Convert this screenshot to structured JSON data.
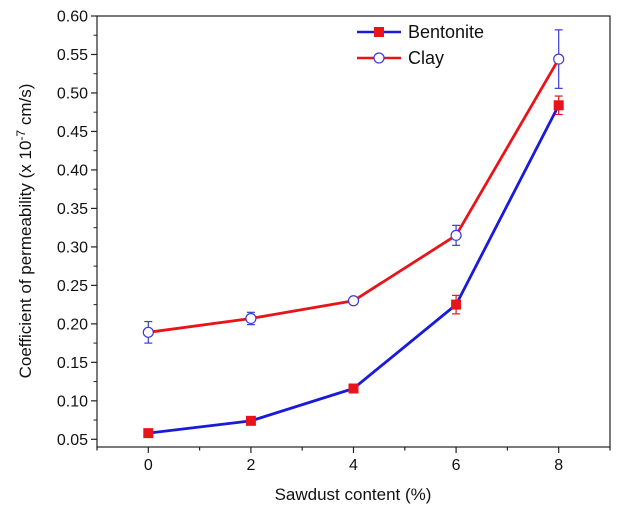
{
  "chart_data": {
    "type": "line",
    "xlabel": "Sawdust content (%)",
    "ylabel_prefix": "Coefficient of permeability (x 10",
    "ylabel_exp": "-7",
    "ylabel_suffix": " cm/s)",
    "x": [
      0,
      2,
      4,
      6,
      8
    ],
    "xlim": [
      -1,
      9
    ],
    "ylim": [
      0.04,
      0.6
    ],
    "x_ticks": [
      "0",
      "2",
      "4",
      "6",
      "8"
    ],
    "y_ticks": [
      "0.05",
      "0.10",
      "0.15",
      "0.20",
      "0.25",
      "0.30",
      "0.35",
      "0.40",
      "0.45",
      "0.50",
      "0.55",
      "0.60"
    ],
    "grid": false,
    "legend_position": "top-center",
    "series": [
      {
        "name": "Bentonite",
        "values": [
          0.058,
          0.074,
          0.116,
          0.225,
          0.484
        ],
        "errors": [
          0.002,
          0.002,
          0.002,
          0.012,
          0.012
        ],
        "line_color": "#1a1adb",
        "marker": "filled-square",
        "marker_color": "#e8141a"
      },
      {
        "name": "Clay",
        "values": [
          0.189,
          0.207,
          0.23,
          0.315,
          0.544
        ],
        "errors": [
          0.014,
          0.008,
          0.004,
          0.013,
          0.038
        ],
        "line_color": "#e8141a",
        "marker": "open-circle",
        "marker_color": "#3b3bd8"
      }
    ]
  }
}
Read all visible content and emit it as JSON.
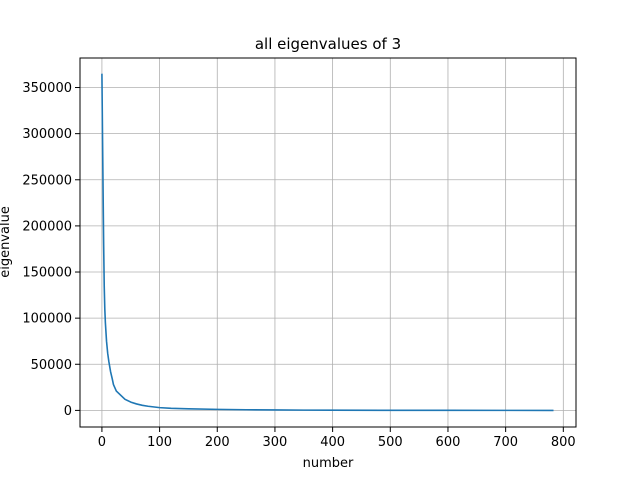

PROBLEM DETAILS. Return all of the entries exactly as written, but drop any pictures they hold.

RESPONSE TO THE TASK.
Convert this screenshot to structured JSON data.
{
  "chart_data": {
    "type": "line",
    "xlabel": "Sawdust content (%)",
    "ylabel_prefix": "Coefficient of permeability (x 10",
    "ylabel_exp": "-7",
    "ylabel_suffix": " cm/s)",
    "x": [
      0,
      2,
      4,
      6,
      8
    ],
    "xlim": [
      -1,
      9
    ],
    "ylim": [
      0.04,
      0.6
    ],
    "x_ticks": [
      "0",
      "2",
      "4",
      "6",
      "8"
    ],
    "y_ticks": [
      "0.05",
      "0.10",
      "0.15",
      "0.20",
      "0.25",
      "0.30",
      "0.35",
      "0.40",
      "0.45",
      "0.50",
      "0.55",
      "0.60"
    ],
    "grid": false,
    "legend_position": "top-center",
    "series": [
      {
        "name": "Bentonite",
        "values": [
          0.058,
          0.074,
          0.116,
          0.225,
          0.484
        ],
        "errors": [
          0.002,
          0.002,
          0.002,
          0.012,
          0.012
        ],
        "line_color": "#1a1adb",
        "marker": "filled-square",
        "marker_color": "#e8141a"
      },
      {
        "name": "Clay",
        "values": [
          0.189,
          0.207,
          0.23,
          0.315,
          0.544
        ],
        "errors": [
          0.014,
          0.008,
          0.004,
          0.013,
          0.038
        ],
        "line_color": "#e8141a",
        "marker": "open-circle",
        "marker_color": "#3b3bd8"
      }
    ]
  }
}
Read all visible content and emit it as JSON.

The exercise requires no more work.